* _SET TASK_:
Gather every line from the entries below that includes "document".

* _GIVEN RECORDS_:
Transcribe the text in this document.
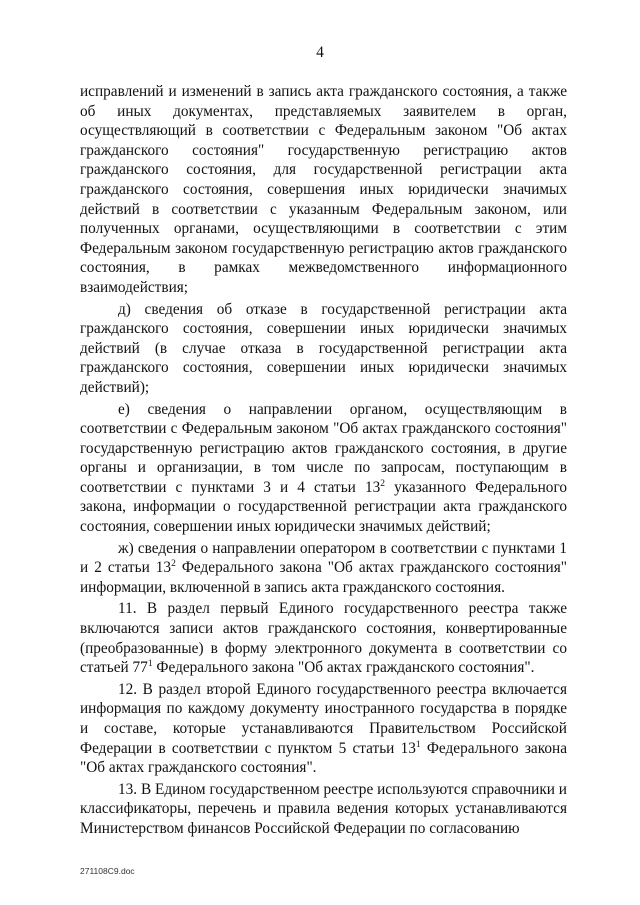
4

исправлений и изменений в запись акта гражданского состояния, а также об иных документах, представляемых заявителем в орган, осуществляющий в соответствии с Федеральным законом "Об актах гражданского состояния" государственную регистрацию актов гражданского состояния, для государственной регистрации акта гражданского состояния, совершения иных юридически значимых действий в соответствии с указанным Федеральным законом, или полученных органами, осуществляющими в соответствии с этим Федеральным законом государственную регистрацию актов гражданского состояния, в рамках межведомственного информационного взаимодействия;

д) сведения об отказе в государственной регистрации акта гражданского состояния, совершении иных юридически значимых действий (в случае отказа в государственной регистрации акта гражданского состояния, совершении иных юридически значимых действий);

е) сведения о направлении органом, осуществляющим в соответствии с Федеральным законом "Об актах гражданского состояния" государственную регистрацию актов гражданского состояния, в другие органы и организации, в том числе по запросам, поступающим в соответствии с пунктами 3 и 4 статьи $13^2$ указанного Федерального закона, информации о государственной регистрации акта гражданского состояния, совершении иных юридически значимых действий;

ж) сведения о направлении оператором в соответствии с пунктами 1 и 2 статьи $13^2$ Федерального закона "Об актах гражданского состояния" информации, включенной в запись акта гражданского состояния.

11. В раздел первый Единого государственного реестра также включаются записи актов гражданского состояния, конвертированные (преобразованные) в форму электронного документа в соответствии со статьей $77^1$ Федерального закона "Об актах гражданского состояния".

12. В раздел второй Единого государственного реестра включается информация по каждому документу иностранного государства в порядке и составе, которые устанавливаются Правительством Российской Федерации в соответствии с пунктом 5 статьи $13^1$ Федерального закона "Об актах гражданского состояния".

13. В Едином государственном реестре используются справочники и классификаторы, перечень и правила ведения которых устанавливаются Министерством финансов Российской Федерации по согласованию

271108C9.doc
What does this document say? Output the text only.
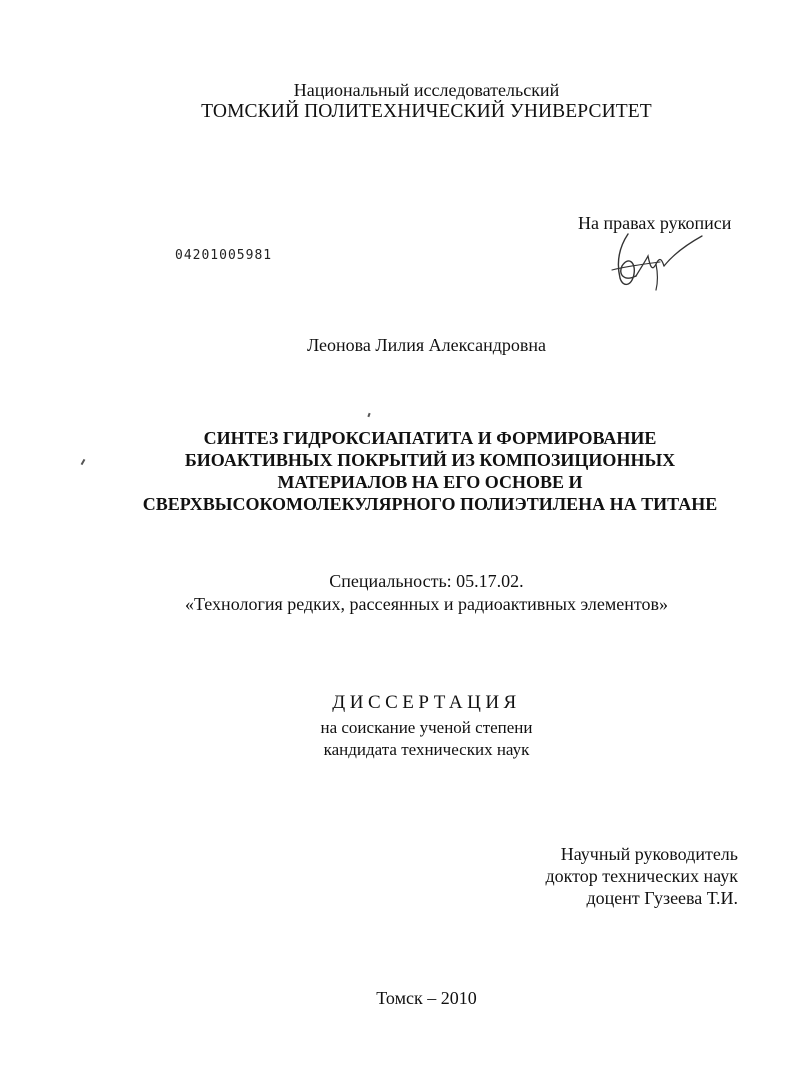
Национальный исследовательский
ТОМСКИЙ ПОЛИТЕХНИЧЕСКИЙ УНИВЕРСИТЕТ
На правах рукописи
04201005981
Леонова Лилия Александровна
СИНТЕЗ ГИДРОКСИАПАТИТА И ФОРМИРОВАНИЕ
БИОАКТИВНЫХ ПОКРЫТИЙ ИЗ КОМПОЗИЦИОННЫХ
МАТЕРИАЛОВ НА ЕГО ОСНОВЕ И
СВЕРХВЫСОКОМОЛЕКУЛЯРНОГО ПОЛИЭТИЛЕНА НА ТИТАНЕ
Специальность: 05.17.02.
«Технология редких, рассеянных и радиоактивных элементов»
ДИССЕРТАЦИЯ
на соискание ученой степени
кандидата технических наук
Научный руководитель
доктор технических наук
доцент Гузеева Т.И.
Томск – 2010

* _RESPONSE FOR THIS EXERCISE_:
Transcribe the text in this document.
What does this document say? Output the text only.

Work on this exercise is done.